Challenge: Each line that contains the string "Интернет" counts once; report how many such lines appear in the data, as a number only.
+ + +
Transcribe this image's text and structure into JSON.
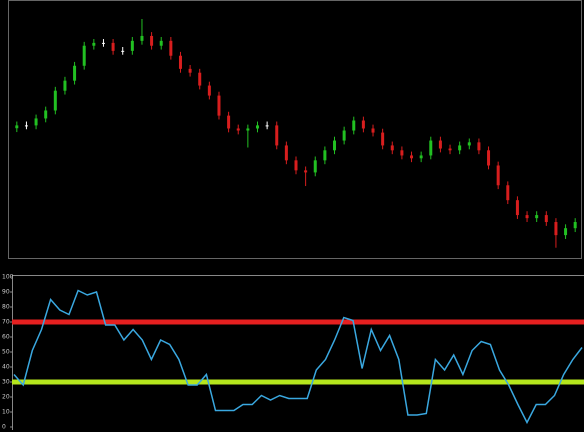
{
  "chart_data": [
    {
      "type": "candlestick",
      "open": [
        50.5,
        51.6,
        51.6,
        54.3,
        57.4,
        65.1,
        69.0,
        74.8,
        82.6,
        83.7,
        83.7,
        80.6,
        80.6,
        84.5,
        86.4,
        82.6,
        84.5,
        78.7,
        73.6,
        72.1,
        67.1,
        63.2,
        55.4,
        50.4,
        49.6,
        50.4,
        51.6,
        51.6,
        43.8,
        38.0,
        34.1,
        33.3,
        38.0,
        41.9,
        45.7,
        49.6,
        53.5,
        50.4,
        48.8,
        43.8,
        41.9,
        39.9,
        38.8,
        39.9,
        45.7,
        42.6,
        41.9,
        43.8,
        45.0,
        41.9,
        36.0,
        28.3,
        22.5,
        16.7,
        15.5,
        16.7,
        14.0,
        8.9,
        11.6
      ],
      "high": [
        53.1,
        53.1,
        55.8,
        58.9,
        66.6,
        70.5,
        76.3,
        84.1,
        85.2,
        85.2,
        85.2,
        82.1,
        86.0,
        93.0,
        87.9,
        86.0,
        86.0,
        80.2,
        75.1,
        73.6,
        68.6,
        64.7,
        56.9,
        51.9,
        51.9,
        53.1,
        53.1,
        53.1,
        45.3,
        39.5,
        35.6,
        39.5,
        43.4,
        47.2,
        51.1,
        55.0,
        55.0,
        51.9,
        50.3,
        45.3,
        43.4,
        41.4,
        41.4,
        47.2,
        47.2,
        44.1,
        45.3,
        46.5,
        46.5,
        43.4,
        37.5,
        29.8,
        24.0,
        18.2,
        18.2,
        18.2,
        15.5,
        13.1,
        15.5
      ],
      "low": [
        49.0,
        50.1,
        50.1,
        52.8,
        55.9,
        63.6,
        67.5,
        73.3,
        81.1,
        82.2,
        79.1,
        79.1,
        79.1,
        83.0,
        81.1,
        81.1,
        77.2,
        72.1,
        70.6,
        65.6,
        61.7,
        53.9,
        48.9,
        48.1,
        43.0,
        48.9,
        50.1,
        42.3,
        36.5,
        32.6,
        28.0,
        31.8,
        36.5,
        40.4,
        44.2,
        48.1,
        48.9,
        47.3,
        42.3,
        40.4,
        38.4,
        37.3,
        37.3,
        38.4,
        41.1,
        40.4,
        40.4,
        42.3,
        40.4,
        34.5,
        26.8,
        21.0,
        15.2,
        14.0,
        14.0,
        12.5,
        4.0,
        7.4,
        10.1
      ],
      "close": [
        51.6,
        51.6,
        54.3,
        57.4,
        65.1,
        69.0,
        74.8,
        82.6,
        83.7,
        83.7,
        80.6,
        80.6,
        84.5,
        86.4,
        82.6,
        84.5,
        78.7,
        73.6,
        72.1,
        67.1,
        63.2,
        55.4,
        50.4,
        49.6,
        50.4,
        51.6,
        51.6,
        43.8,
        38.0,
        34.1,
        33.3,
        38.0,
        41.9,
        45.7,
        49.6,
        53.5,
        50.4,
        48.8,
        43.8,
        41.9,
        39.9,
        38.8,
        39.9,
        45.7,
        42.6,
        41.9,
        43.8,
        45.0,
        41.9,
        36.0,
        28.3,
        22.5,
        16.7,
        15.5,
        16.7,
        14.0,
        8.9,
        11.6,
        14.0
      ],
      "up_color": "#22c022",
      "down_color": "#d81e1e",
      "flat_color": "#ffffff",
      "ylim": [
        0,
        100
      ]
    },
    {
      "type": "line",
      "values": [
        35,
        28,
        51,
        65,
        85,
        78,
        75,
        91,
        88,
        90,
        68,
        68,
        58,
        65,
        58,
        45,
        58,
        55,
        45,
        28,
        28,
        35,
        11,
        11,
        11,
        15,
        15,
        21,
        18,
        21,
        19,
        19,
        19,
        38,
        45,
        58,
        73,
        71,
        39,
        65,
        51,
        61,
        45,
        8,
        8,
        9,
        45,
        38,
        48,
        35,
        51,
        57,
        55,
        38,
        28,
        15,
        3,
        15,
        15,
        21,
        35,
        45,
        53
      ],
      "color": "#3aa8e0",
      "ylim": [
        0,
        100
      ],
      "yticks": [
        0,
        10,
        20,
        30,
        40,
        50,
        60,
        70,
        80,
        90,
        100
      ],
      "hlines": [
        {
          "value": 70,
          "color": "#e62020"
        },
        {
          "value": 30,
          "color": "#b5e61d"
        }
      ]
    }
  ]
}
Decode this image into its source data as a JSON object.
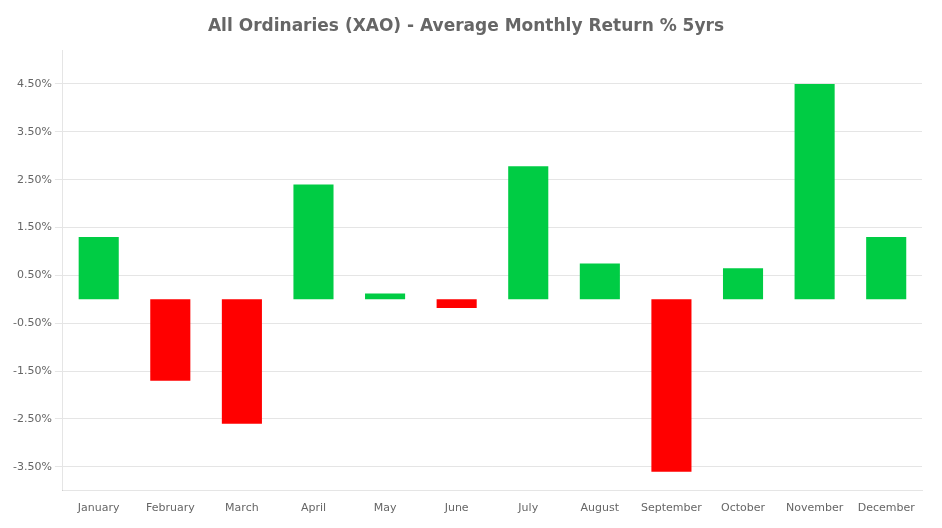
{
  "chart_data": {
    "type": "bar",
    "title": "All Ordinaries (XAO) - Average Monthly Return % 5yrs",
    "categories": [
      "January",
      "February",
      "March",
      "April",
      "May",
      "June",
      "July",
      "August",
      "September",
      "October",
      "November",
      "December"
    ],
    "values": [
      1.3,
      -1.7,
      -2.6,
      2.4,
      0.12,
      -0.18,
      2.78,
      0.75,
      -3.6,
      0.65,
      4.5,
      1.3
    ],
    "colors": [
      "#00cc44",
      "#ff0000",
      "#ff0000",
      "#00cc44",
      "#00cc44",
      "#ff0000",
      "#00cc44",
      "#00cc44",
      "#ff0000",
      "#00cc44",
      "#00cc44",
      "#00cc44"
    ],
    "ylim": [
      -4.0,
      5.2
    ],
    "yticks": [
      {
        "value": -3.5,
        "label": "-3.50%"
      },
      {
        "value": -2.5,
        "label": "-2.50%"
      },
      {
        "value": -1.5,
        "label": "-1.50%"
      },
      {
        "value": -0.5,
        "label": "-0.50%"
      },
      {
        "value": 0.5,
        "label": "0.50%"
      },
      {
        "value": 1.5,
        "label": "1.50%"
      },
      {
        "value": 2.5,
        "label": "2.50%"
      },
      {
        "value": 3.5,
        "label": "3.50%"
      },
      {
        "value": 4.5,
        "label": "4.50%"
      }
    ],
    "grid": true
  }
}
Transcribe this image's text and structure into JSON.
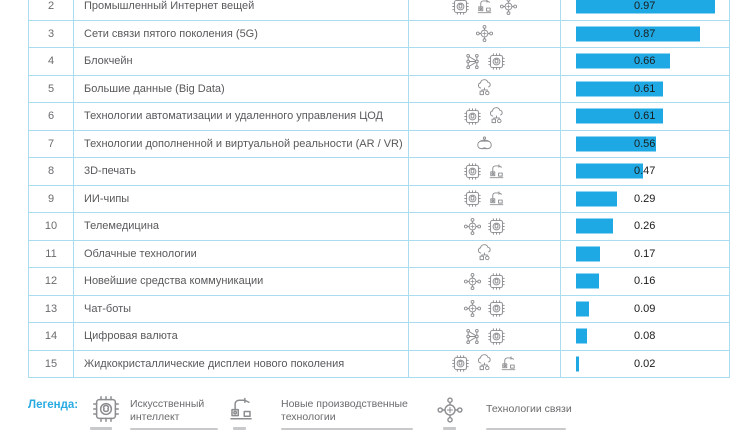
{
  "table": {
    "rows": [
      {
        "rank": "2",
        "name": "Промышленный Интернет вещей",
        "icons": [
          "ai-chip",
          "production",
          "network"
        ],
        "value": 0.97,
        "value_label": "0.97"
      },
      {
        "rank": "3",
        "name": "Сети связи пятого поколения (5G)",
        "icons": [
          "network"
        ],
        "value": 0.87,
        "value_label": "0.87"
      },
      {
        "rank": "4",
        "name": "Блокчейн",
        "icons": [
          "blockchain",
          "ai-chip"
        ],
        "value": 0.66,
        "value_label": "0.66"
      },
      {
        "rank": "5",
        "name": "Большие данные (Big Data)",
        "icons": [
          "cloud"
        ],
        "value": 0.61,
        "value_label": "0.61"
      },
      {
        "rank": "6",
        "name": "Технологии автоматизации и удаленного управления ЦОД",
        "icons": [
          "ai-chip",
          "cloud"
        ],
        "value": 0.61,
        "value_label": "0.61"
      },
      {
        "rank": "7",
        "name": "Технологии дополненной и виртуальной реальности (AR / VR)",
        "icons": [
          "vr"
        ],
        "value": 0.56,
        "value_label": "0.56"
      },
      {
        "rank": "8",
        "name": "3D-печать",
        "icons": [
          "ai-chip",
          "production"
        ],
        "value": 0.47,
        "value_label": "0.47"
      },
      {
        "rank": "9",
        "name": "ИИ-чипы",
        "icons": [
          "ai-chip",
          "production"
        ],
        "value": 0.29,
        "value_label": "0.29"
      },
      {
        "rank": "10",
        "name": "Телемедицина",
        "icons": [
          "network",
          "ai-chip"
        ],
        "value": 0.26,
        "value_label": "0.26"
      },
      {
        "rank": "11",
        "name": "Облачные технологии",
        "icons": [
          "cloud"
        ],
        "value": 0.17,
        "value_label": "0.17"
      },
      {
        "rank": "12",
        "name": "Новейшие средства коммуникации",
        "icons": [
          "network",
          "ai-chip"
        ],
        "value": 0.16,
        "value_label": "0.16"
      },
      {
        "rank": "13",
        "name": "Чат-боты",
        "icons": [
          "network",
          "ai-chip"
        ],
        "value": 0.09,
        "value_label": "0.09"
      },
      {
        "rank": "14",
        "name": "Цифровая валюта",
        "icons": [
          "blockchain",
          "ai-chip"
        ],
        "value": 0.08,
        "value_label": "0.08"
      },
      {
        "rank": "15",
        "name": "Жидкокристаллические дисплеи нового поколения",
        "icons": [
          "ai-chip",
          "cloud",
          "production"
        ],
        "value": 0.02,
        "value_label": "0.02"
      }
    ]
  },
  "legend": {
    "title": "Легенда:",
    "items": [
      {
        "icon": "ai-chip",
        "label": "Искусственный интеллект"
      },
      {
        "icon": "production",
        "label": "Новые производственные технологии"
      },
      {
        "icon": "network",
        "label": "Технологии связи"
      }
    ]
  },
  "colors": {
    "bar": "#1ea9e4",
    "border": "#a9dcee",
    "accent": "#29abe2",
    "row_text": "#58595b",
    "value_text": "#1b1b1b",
    "icon": "#8b8d90"
  },
  "chart_data": {
    "type": "bar",
    "orientation": "horizontal",
    "ranks": [
      2,
      3,
      4,
      5,
      6,
      7,
      8,
      9,
      10,
      11,
      12,
      13,
      14,
      15
    ],
    "categories": [
      "Промышленный Интернет вещей",
      "Сети связи пятого поколения (5G)",
      "Блокчейн",
      "Большие данные (Big Data)",
      "Технологии автоматизации и удаленного управления ЦОД",
      "Технологии дополненной и виртуальной реальности (AR / VR)",
      "3D-печать",
      "ИИ-чипы",
      "Телемедицина",
      "Облачные технологии",
      "Новейшие средства коммуникации",
      "Чат-боты",
      "Цифровая валюта",
      "Жидкокристаллические дисплеи нового поколения"
    ],
    "values": [
      0.97,
      0.87,
      0.66,
      0.61,
      0.61,
      0.56,
      0.47,
      0.29,
      0.26,
      0.17,
      0.16,
      0.09,
      0.08,
      0.02
    ],
    "xlim": [
      0,
      1
    ],
    "legend_position": "bottom",
    "grid": false
  }
}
+ + +
Answer to the exercise: 2